▸ **Consegna**: Puoi ricopiare senza alcuna modifica il tratto dei dati che va dalla riga contenente "monitor-16-9: 16:9(Widescreen) (890, 190, 1538, 577)" alla riga contenente "monitor-16-10: 16:10(Widescreen) (1697, 155, 2344, 582)", estremi inclusi?

▸ **Dati del compito**:
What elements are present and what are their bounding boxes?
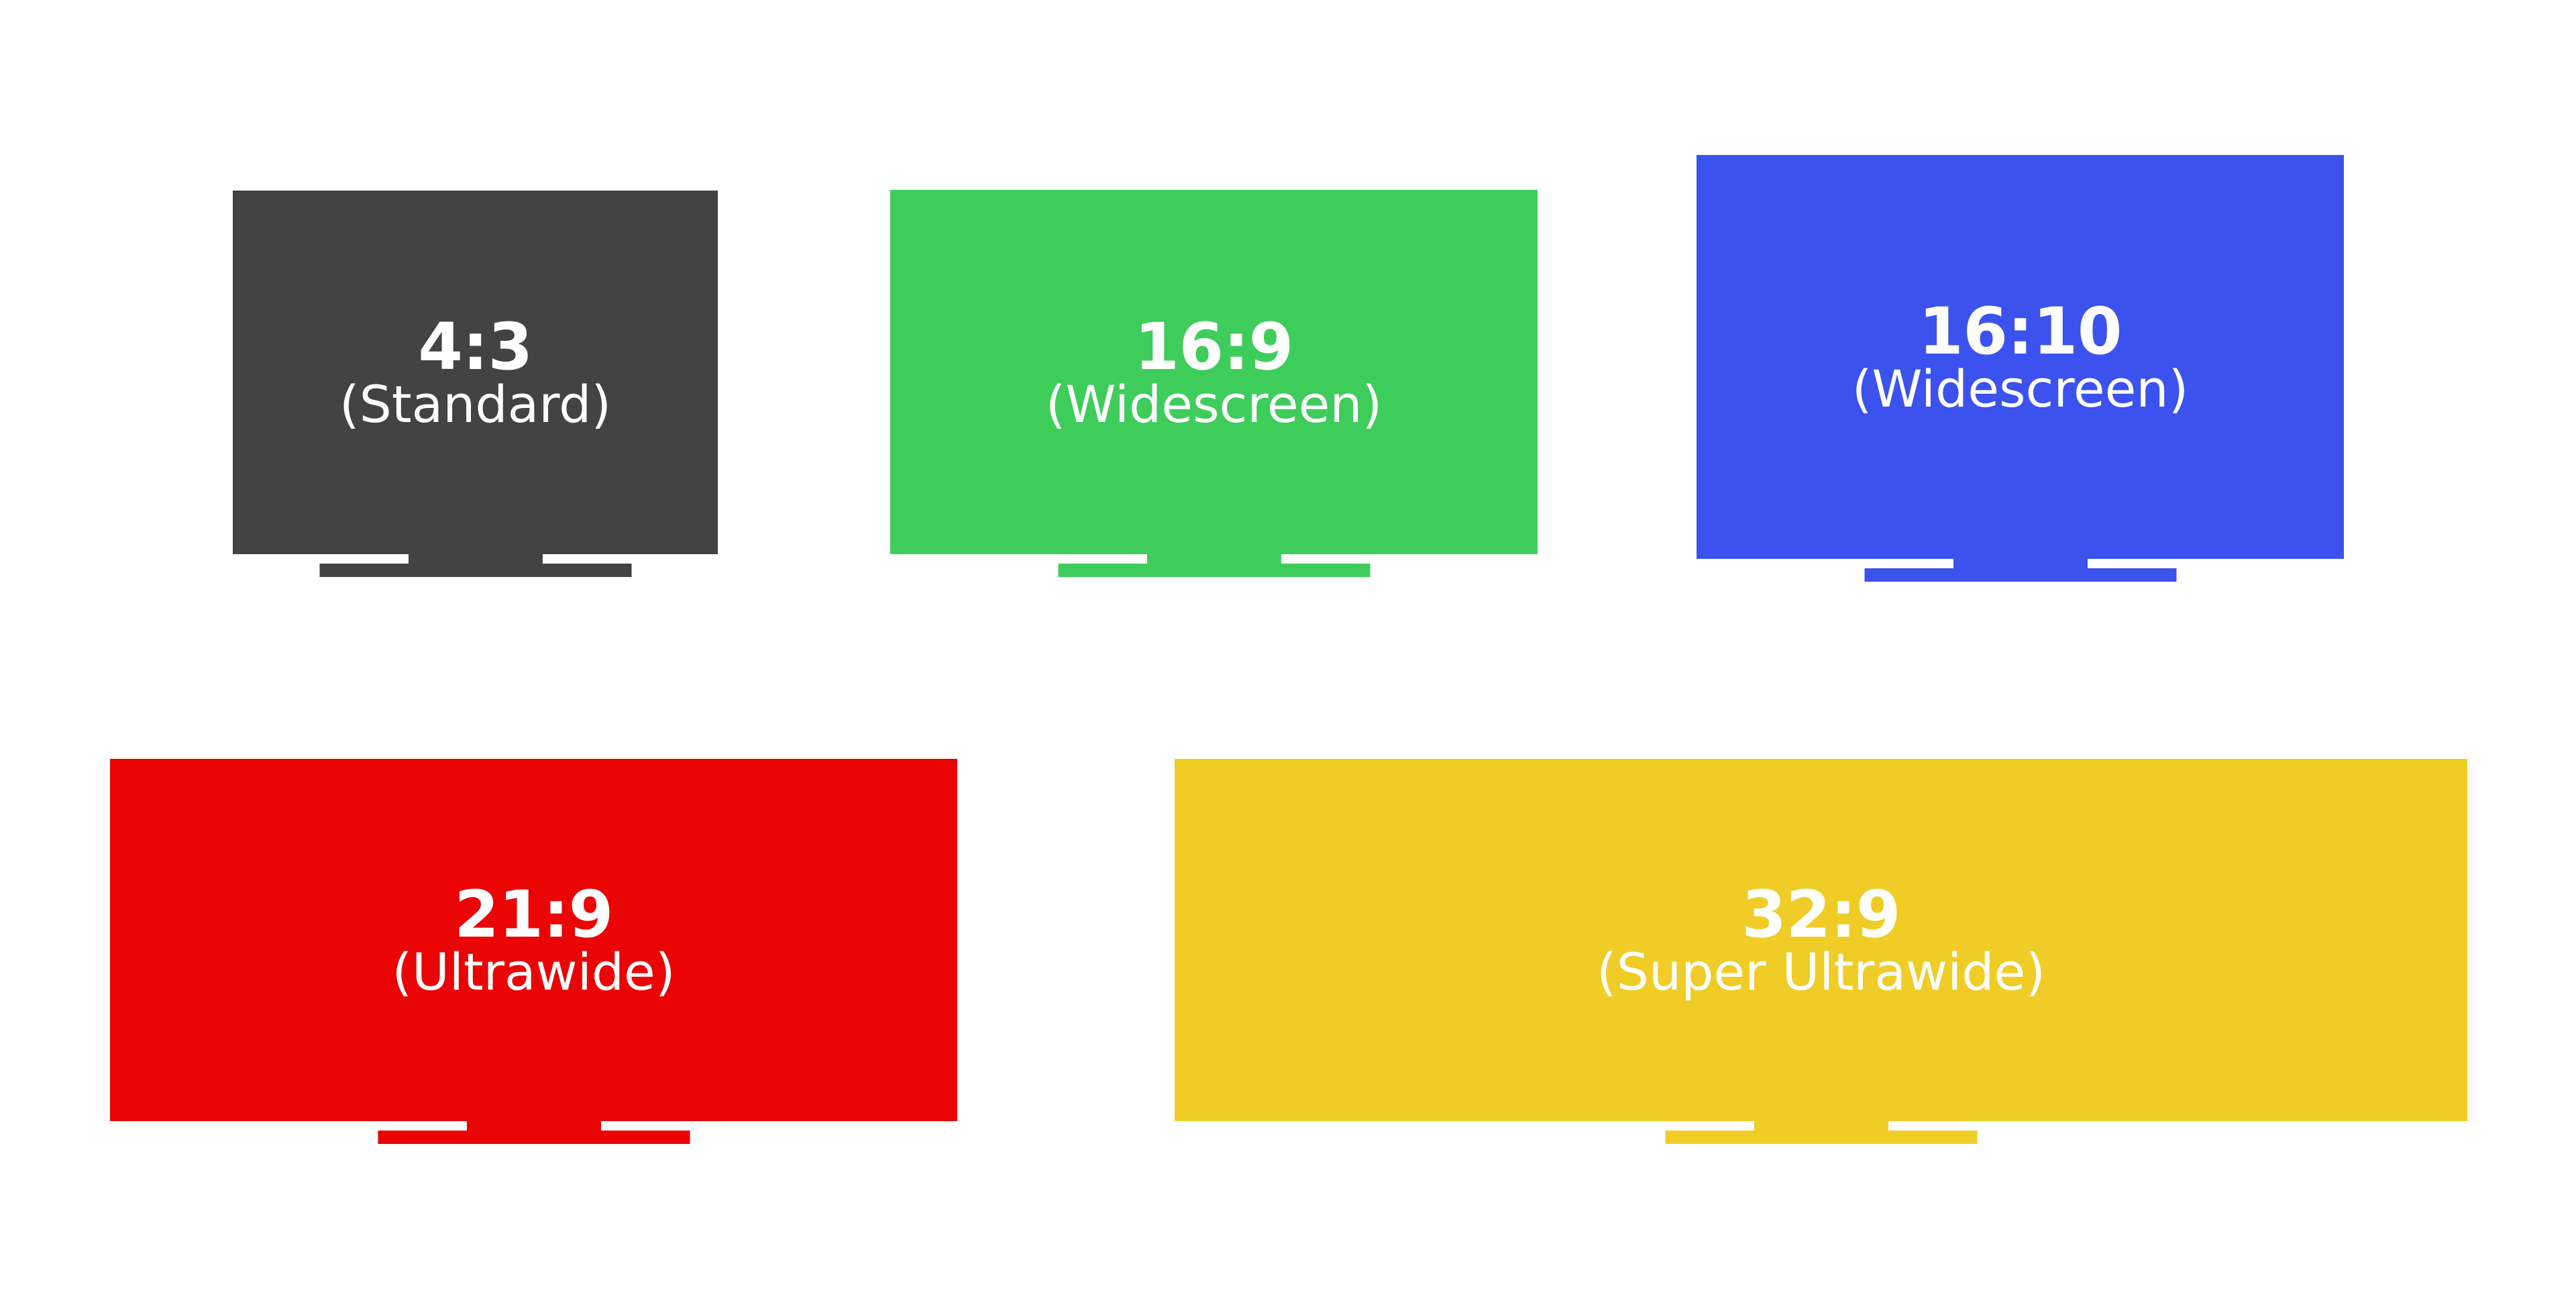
monitor-16-9: 16:9(Widescreen) (890, 190, 1538, 577)
monitor-screen-4-3: 4:3(Standard) (233, 191, 718, 554)
aspect-ratio-name-label: (Widescreen) (1852, 364, 2189, 415)
aspect-ratio-name-label: (Super Ultrawide) (1597, 947, 2045, 998)
aspect-ratio-label: 16:9 (1134, 315, 1293, 379)
monitor-16-10: 16:10(Widescreen) (1697, 155, 2344, 582)
aspect-ratio-label: 4:3 (418, 315, 532, 379)
monitor-32-9: 32:9(Super Ultrawide) (1175, 759, 2467, 1144)
monitor-stand-base (378, 1131, 690, 1144)
monitor-stand-base (1058, 564, 1370, 577)
monitor-stand-base (319, 564, 631, 577)
monitor-stand-neck (1147, 554, 1281, 564)
monitor-stand-neck (1754, 1121, 1888, 1131)
monitor-21-9: 21:9(Ultrawide) (110, 759, 957, 1144)
monitor-stand-base (1864, 568, 2176, 582)
aspect-ratio-label: 32:9 (1741, 882, 1900, 947)
monitor-stand-neck (409, 554, 543, 564)
monitor-stand-neck (467, 1121, 601, 1131)
monitor-4-3: 4:3(Standard) (233, 191, 718, 577)
monitor-stand-base (1665, 1131, 1977, 1144)
monitor-screen-16-9: 16:9(Widescreen) (890, 190, 1538, 554)
monitor-screen-21-9: 21:9(Ultrawide) (110, 759, 957, 1121)
aspect-ratio-label: 16:10 (1919, 299, 2122, 364)
aspect-ratio-label: 21:9 (454, 882, 613, 947)
monitor-screen-32-9: 32:9(Super Ultrawide) (1175, 759, 2467, 1121)
monitor-screen-16-10: 16:10(Widescreen) (1697, 155, 2344, 559)
aspect-ratio-name-label: (Standard) (339, 379, 611, 430)
aspect-ratio-comparison-canvas: 4:3(Standard)16:9(Widescreen)16:10(Wides… (0, 0, 2576, 1309)
aspect-ratio-name-label: (Widescreen) (1046, 379, 1383, 430)
aspect-ratio-name-label: (Ultrawide) (392, 947, 676, 998)
monitor-stand-neck (1953, 559, 2088, 568)
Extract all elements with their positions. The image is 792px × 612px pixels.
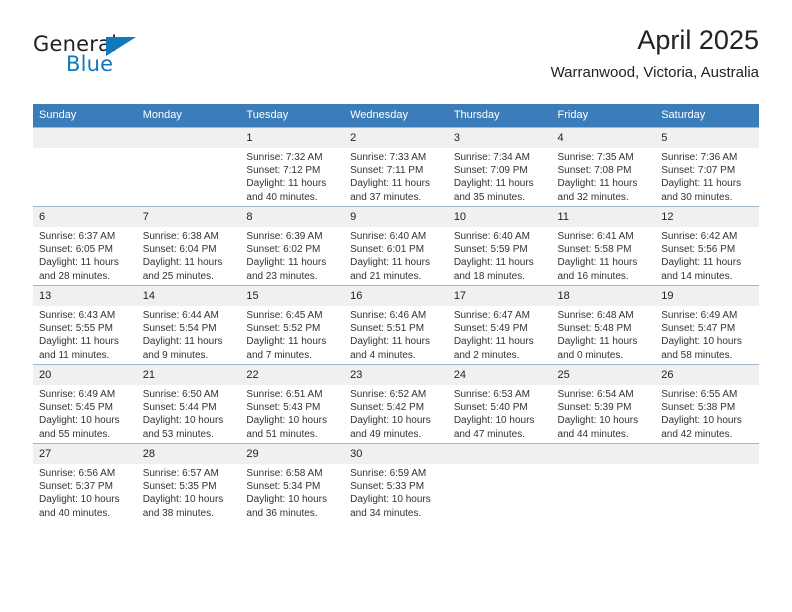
daylight-text: Daylight: 11 hours (661, 256, 753, 269)
sunset-text: Sunset: 5:47 PM (661, 322, 753, 335)
daylight-text-cont: and 21 minutes. (350, 270, 442, 283)
daylight-text-cont: and 14 minutes. (661, 270, 753, 283)
daylight-text-cont: and 49 minutes. (350, 428, 442, 441)
day-details: Sunrise: 6:38 AMSunset: 6:04 PMDaylight:… (137, 227, 241, 283)
sunset-text: Sunset: 5:52 PM (246, 322, 338, 335)
daylight-text: Daylight: 10 hours (143, 493, 235, 506)
sunset-text: Sunset: 6:01 PM (350, 243, 442, 256)
daylight-text-cont: and 55 minutes. (39, 428, 131, 441)
daylight-text-cont: and 23 minutes. (246, 270, 338, 283)
daylight-text: Daylight: 11 hours (350, 256, 442, 269)
day-number (137, 128, 241, 148)
day-details: Sunrise: 6:50 AMSunset: 5:44 PMDaylight:… (137, 385, 241, 441)
weekday-header-friday: Friday (552, 104, 656, 128)
weekday-header-monday: Monday (137, 104, 241, 128)
sunrise-text: Sunrise: 7:32 AM (246, 151, 338, 164)
daylight-text: Daylight: 10 hours (143, 414, 235, 427)
daylight-text-cont: and 9 minutes. (143, 349, 235, 362)
day-number: 2 (344, 128, 448, 148)
calendar-week-row: 27Sunrise: 6:56 AMSunset: 5:37 PMDayligh… (33, 444, 759, 523)
daylight-text-cont: and 32 minutes. (558, 191, 650, 204)
day-details: Sunrise: 7:36 AMSunset: 7:07 PMDaylight:… (655, 148, 759, 204)
sunrise-text: Sunrise: 6:42 AM (661, 230, 753, 243)
daylight-text-cont: and 11 minutes. (39, 349, 131, 362)
sunset-text: Sunset: 6:05 PM (39, 243, 131, 256)
calendar-day-cell-empty (33, 128, 137, 207)
sunset-text: Sunset: 5:42 PM (350, 401, 442, 414)
sunrise-text: Sunrise: 6:43 AM (39, 309, 131, 322)
daylight-text: Daylight: 11 hours (350, 177, 442, 190)
daylight-text: Daylight: 11 hours (558, 177, 650, 190)
day-number: 10 (448, 207, 552, 227)
daylight-text: Daylight: 11 hours (39, 256, 131, 269)
sunset-text: Sunset: 5:54 PM (143, 322, 235, 335)
calendar-day-cell[interactable]: 13Sunrise: 6:43 AMSunset: 5:55 PMDayligh… (33, 286, 137, 365)
calendar-week-row: 13Sunrise: 6:43 AMSunset: 5:55 PMDayligh… (33, 286, 759, 365)
daylight-text-cont: and 2 minutes. (454, 349, 546, 362)
day-number: 18 (552, 286, 656, 306)
day-number: 27 (33, 444, 137, 464)
calendar-day-cell[interactable]: 8Sunrise: 6:39 AMSunset: 6:02 PMDaylight… (240, 207, 344, 286)
sunset-text: Sunset: 5:35 PM (143, 480, 235, 493)
daylight-text: Daylight: 10 hours (661, 335, 753, 348)
calendar-day-cell[interactable]: 7Sunrise: 6:38 AMSunset: 6:04 PMDaylight… (137, 207, 241, 286)
calendar-day-cell-empty (448, 444, 552, 523)
day-details: Sunrise: 7:32 AMSunset: 7:12 PMDaylight:… (240, 148, 344, 204)
day-number: 20 (33, 365, 137, 385)
sunrise-text: Sunrise: 6:46 AM (350, 309, 442, 322)
daylight-text-cont: and 38 minutes. (143, 507, 235, 520)
day-number: 11 (552, 207, 656, 227)
day-details: Sunrise: 6:49 AMSunset: 5:47 PMDaylight:… (655, 306, 759, 362)
calendar-day-cell[interactable]: 30Sunrise: 6:59 AMSunset: 5:33 PMDayligh… (344, 444, 448, 523)
calendar-day-cell[interactable]: 22Sunrise: 6:51 AMSunset: 5:43 PMDayligh… (240, 365, 344, 444)
sunrise-text: Sunrise: 6:37 AM (39, 230, 131, 243)
sunrise-text: Sunrise: 6:47 AM (454, 309, 546, 322)
daylight-text-cont: and 28 minutes. (39, 270, 131, 283)
page-header: General Blue April 2025 Warranwood, Vict… (33, 24, 759, 96)
sunset-text: Sunset: 7:11 PM (350, 164, 442, 177)
page-title: April 2025 (551, 24, 759, 56)
sunrise-text: Sunrise: 7:34 AM (454, 151, 546, 164)
calendar-day-cell[interactable]: 4Sunrise: 7:35 AMSunset: 7:08 PMDaylight… (552, 128, 656, 207)
sunrise-text: Sunrise: 6:52 AM (350, 388, 442, 401)
sunrise-text: Sunrise: 6:40 AM (350, 230, 442, 243)
daylight-text: Daylight: 11 hours (350, 335, 442, 348)
daylight-text: Daylight: 11 hours (558, 256, 650, 269)
day-details: Sunrise: 6:43 AMSunset: 5:55 PMDaylight:… (33, 306, 137, 362)
daylight-text-cont: and 37 minutes. (350, 191, 442, 204)
weekday-header-tuesday: Tuesday (240, 104, 344, 128)
daylight-text: Daylight: 11 hours (454, 256, 546, 269)
day-number: 22 (240, 365, 344, 385)
sunrise-text: Sunrise: 6:58 AM (246, 467, 338, 480)
sunset-text: Sunset: 5:56 PM (661, 243, 753, 256)
sunrise-text: Sunrise: 6:38 AM (143, 230, 235, 243)
calendar-day-cell[interactable]: 9Sunrise: 6:40 AMSunset: 6:01 PMDaylight… (344, 207, 448, 286)
calendar-day-cell[interactable]: 18Sunrise: 6:48 AMSunset: 5:48 PMDayligh… (552, 286, 656, 365)
daylight-text: Daylight: 10 hours (246, 493, 338, 506)
calendar-page: General Blue April 2025 Warranwood, Vict… (0, 0, 792, 612)
day-number: 29 (240, 444, 344, 464)
weekday-header-sunday: Sunday (33, 104, 137, 128)
calendar-day-cell[interactable]: 14Sunrise: 6:44 AMSunset: 5:54 PMDayligh… (137, 286, 241, 365)
daylight-text-cont: and 47 minutes. (454, 428, 546, 441)
calendar-day-cell-empty (137, 128, 241, 207)
sunset-text: Sunset: 5:43 PM (246, 401, 338, 414)
day-details: Sunrise: 6:59 AMSunset: 5:33 PMDaylight:… (344, 464, 448, 520)
daylight-text-cont: and 0 minutes. (558, 349, 650, 362)
sunset-text: Sunset: 5:37 PM (39, 480, 131, 493)
daylight-text-cont: and 16 minutes. (558, 270, 650, 283)
day-details: Sunrise: 6:57 AMSunset: 5:35 PMDaylight:… (137, 464, 241, 520)
day-details: Sunrise: 6:41 AMSunset: 5:58 PMDaylight:… (552, 227, 656, 283)
sunrise-text: Sunrise: 6:49 AM (661, 309, 753, 322)
sunrise-text: Sunrise: 6:53 AM (454, 388, 546, 401)
day-number: 19 (655, 286, 759, 306)
daylight-text: Daylight: 11 hours (558, 335, 650, 348)
day-number: 9 (344, 207, 448, 227)
daylight-text: Daylight: 10 hours (558, 414, 650, 427)
calendar-day-cell[interactable]: 21Sunrise: 6:50 AMSunset: 5:44 PMDayligh… (137, 365, 241, 444)
daylight-text: Daylight: 10 hours (39, 414, 131, 427)
calendar-day-cell[interactable]: 3Sunrise: 7:34 AMSunset: 7:09 PMDaylight… (448, 128, 552, 207)
day-details: Sunrise: 6:46 AMSunset: 5:51 PMDaylight:… (344, 306, 448, 362)
calendar-week-row: 6Sunrise: 6:37 AMSunset: 6:05 PMDaylight… (33, 207, 759, 286)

▸ **Risposta all'esercizio**:
monitor-16-9: 16:9(Widescreen) (890, 190, 1538, 577)
monitor-screen-4-3: 4:3(Standard) (233, 191, 718, 554)
aspect-ratio-name-label: (Widescreen) (1852, 364, 2189, 415)
aspect-ratio-name-label: (Super Ultrawide) (1597, 947, 2045, 998)
aspect-ratio-label: 16:9 (1134, 315, 1293, 379)
monitor-16-10: 16:10(Widescreen) (1697, 155, 2344, 582)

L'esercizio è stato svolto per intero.